>>>
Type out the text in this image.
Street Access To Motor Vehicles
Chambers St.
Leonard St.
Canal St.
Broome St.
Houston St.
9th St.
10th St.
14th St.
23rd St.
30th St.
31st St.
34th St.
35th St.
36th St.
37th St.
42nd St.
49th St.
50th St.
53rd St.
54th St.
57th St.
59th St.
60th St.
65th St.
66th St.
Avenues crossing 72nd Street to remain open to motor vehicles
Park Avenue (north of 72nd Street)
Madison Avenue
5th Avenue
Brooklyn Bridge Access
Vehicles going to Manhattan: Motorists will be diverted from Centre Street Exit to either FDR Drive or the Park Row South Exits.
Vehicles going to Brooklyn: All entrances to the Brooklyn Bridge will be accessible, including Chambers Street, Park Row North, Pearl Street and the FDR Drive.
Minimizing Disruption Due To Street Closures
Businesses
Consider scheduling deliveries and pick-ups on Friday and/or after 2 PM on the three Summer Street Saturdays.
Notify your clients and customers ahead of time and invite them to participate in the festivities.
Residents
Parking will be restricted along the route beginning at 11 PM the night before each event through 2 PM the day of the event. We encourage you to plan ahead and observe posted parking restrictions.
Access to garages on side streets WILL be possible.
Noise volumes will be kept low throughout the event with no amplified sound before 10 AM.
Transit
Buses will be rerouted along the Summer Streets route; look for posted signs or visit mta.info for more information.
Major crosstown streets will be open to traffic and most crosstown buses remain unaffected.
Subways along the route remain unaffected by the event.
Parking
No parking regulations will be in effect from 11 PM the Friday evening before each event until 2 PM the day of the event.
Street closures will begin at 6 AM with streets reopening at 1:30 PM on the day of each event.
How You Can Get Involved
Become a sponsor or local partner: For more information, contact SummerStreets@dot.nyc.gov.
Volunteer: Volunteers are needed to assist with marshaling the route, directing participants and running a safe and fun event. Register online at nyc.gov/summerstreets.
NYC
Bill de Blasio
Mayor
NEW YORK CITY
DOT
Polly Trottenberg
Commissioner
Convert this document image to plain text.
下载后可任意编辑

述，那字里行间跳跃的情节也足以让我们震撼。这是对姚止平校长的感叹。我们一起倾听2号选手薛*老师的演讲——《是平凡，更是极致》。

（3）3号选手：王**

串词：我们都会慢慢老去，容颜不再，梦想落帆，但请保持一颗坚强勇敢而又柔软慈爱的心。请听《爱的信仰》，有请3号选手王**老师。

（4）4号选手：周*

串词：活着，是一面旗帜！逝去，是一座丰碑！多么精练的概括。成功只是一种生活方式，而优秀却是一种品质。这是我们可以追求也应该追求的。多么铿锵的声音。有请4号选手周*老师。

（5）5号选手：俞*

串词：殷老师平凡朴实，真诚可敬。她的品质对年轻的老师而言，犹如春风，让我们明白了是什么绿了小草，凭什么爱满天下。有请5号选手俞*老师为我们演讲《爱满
<<<
Copy all lines of the material above where the string "more" occurs.

SOLUTION TO THIS EXERCISE:
Buses will be rerouted along the Summer Streets route; look for posted signs or visit mta.info for more information.
Become a sponsor or local partner: For more information, contact SummerStreets@dot.nyc.gov.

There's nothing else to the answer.